Reproduce the listing exactly and skip over any pictures.

PROVIDED INFORMATION:
-=-=-=-=-
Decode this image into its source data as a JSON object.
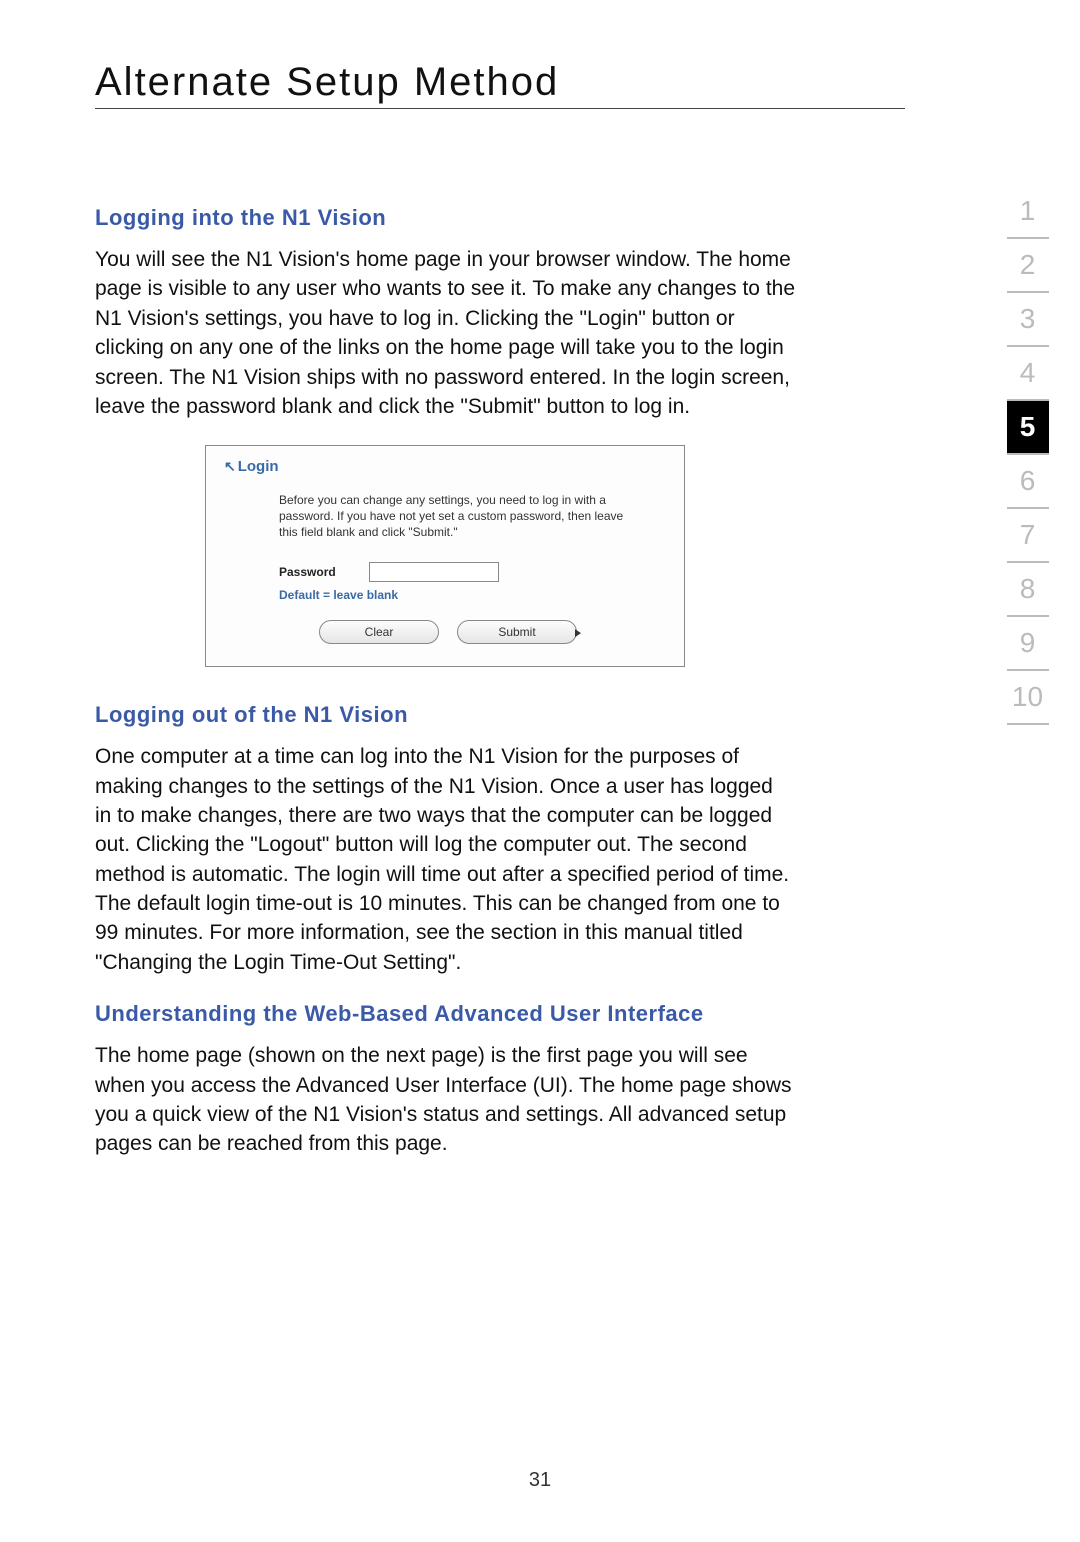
{
  "page_title": "Alternate Setup Method",
  "page_number": "31",
  "section_nav": {
    "label": "section",
    "items": [
      "1",
      "2",
      "3",
      "4",
      "5",
      "6",
      "7",
      "8",
      "9",
      "10"
    ],
    "active_index": 4
  },
  "sections": {
    "login_in": {
      "heading": "Logging into the N1 Vision",
      "body": "You will see the N1 Vision's home page in your browser window. The home page is visible to any user who wants to see it. To make any changes to the N1 Vision's settings, you have to log in. Clicking the \"Login\" button or clicking on any one of the links on the home page will take you to the login screen. The N1 Vision ships with no password entered. In the login screen, leave the password blank and click the \"Submit\" button to log in."
    },
    "login_out": {
      "heading": "Logging out of the N1 Vision",
      "body": "One computer at a time can log into the N1 Vision for the purposes of making changes to the settings of the N1 Vision. Once a user has logged in to make changes, there are two ways that the computer can be logged out. Clicking the \"Logout\" button will log the computer out. The second method is automatic. The login will time out after a specified period of time. The default login time-out is 10 minutes. This can be changed from one to 99 minutes. For more information, see the section in this manual titled \"Changing the Login Time-Out Setting\"."
    },
    "understanding": {
      "heading": "Understanding the Web-Based Advanced User Interface",
      "body": "The home page (shown on the next page) is the first page you will see when you access the Advanced User Interface (UI). The home page shows you a quick view of the N1 Vision's status and settings. All advanced setup pages can be reached from this page."
    }
  },
  "login_figure": {
    "title": "Login",
    "instructions": "Before you can change any settings, you need to log in with a password. If you have not yet set a custom password, then leave this field blank and click \"Submit.\"",
    "password_label": "Password",
    "password_value": "",
    "default_hint": "Default = leave blank",
    "clear_label": "Clear",
    "submit_label": "Submit"
  }
}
-=-=-=-=-
RESPONSE TO THIS TASK:
Decode this image into its source data as a JSON object.
{
  "page_title": "Alternate Setup Method",
  "page_number": "31",
  "section_nav": {
    "label": "section",
    "items": [
      "1",
      "2",
      "3",
      "4",
      "5",
      "6",
      "7",
      "8",
      "9",
      "10"
    ],
    "active_index": 4
  },
  "sections": {
    "login_in": {
      "heading": "Logging into the N1 Vision",
      "body": "You will see the N1 Vision's home page in your browser window. The home page is visible to any user who wants to see it. To make any changes to the N1 Vision's settings, you have to log in. Clicking the \"Login\" button or clicking on any one of the links on the home page will take you to the login screen. The N1 Vision ships with no password entered. In the login screen, leave the password blank and click the \"Submit\" button to log in."
    },
    "login_out": {
      "heading": "Logging out of the N1 Vision",
      "body": "One computer at a time can log into the N1 Vision for the purposes of making changes to the settings of the N1 Vision. Once a user has logged in to make changes, there are two ways that the computer can be logged out. Clicking the \"Logout\" button will log the computer out. The second method is automatic. The login will time out after a specified period of time. The default login time-out is 10 minutes. This can be changed from one to 99 minutes. For more information, see the section in this manual titled \"Changing the Login Time-Out Setting\"."
    },
    "understanding": {
      "heading": "Understanding the Web-Based Advanced User Interface",
      "body": "The home page (shown on the next page) is the first page you will see when you access the Advanced User Interface (UI). The home page shows you a quick view of the N1 Vision's status and settings. All advanced setup pages can be reached from this page."
    }
  },
  "login_figure": {
    "title": "Login",
    "instructions": "Before you can change any settings, you need to log in with a password. If you have not yet set a custom password, then leave this field blank and click \"Submit.\"",
    "password_label": "Password",
    "password_value": "",
    "default_hint": "Default = leave blank",
    "clear_label": "Clear",
    "submit_label": "Submit"
  }
}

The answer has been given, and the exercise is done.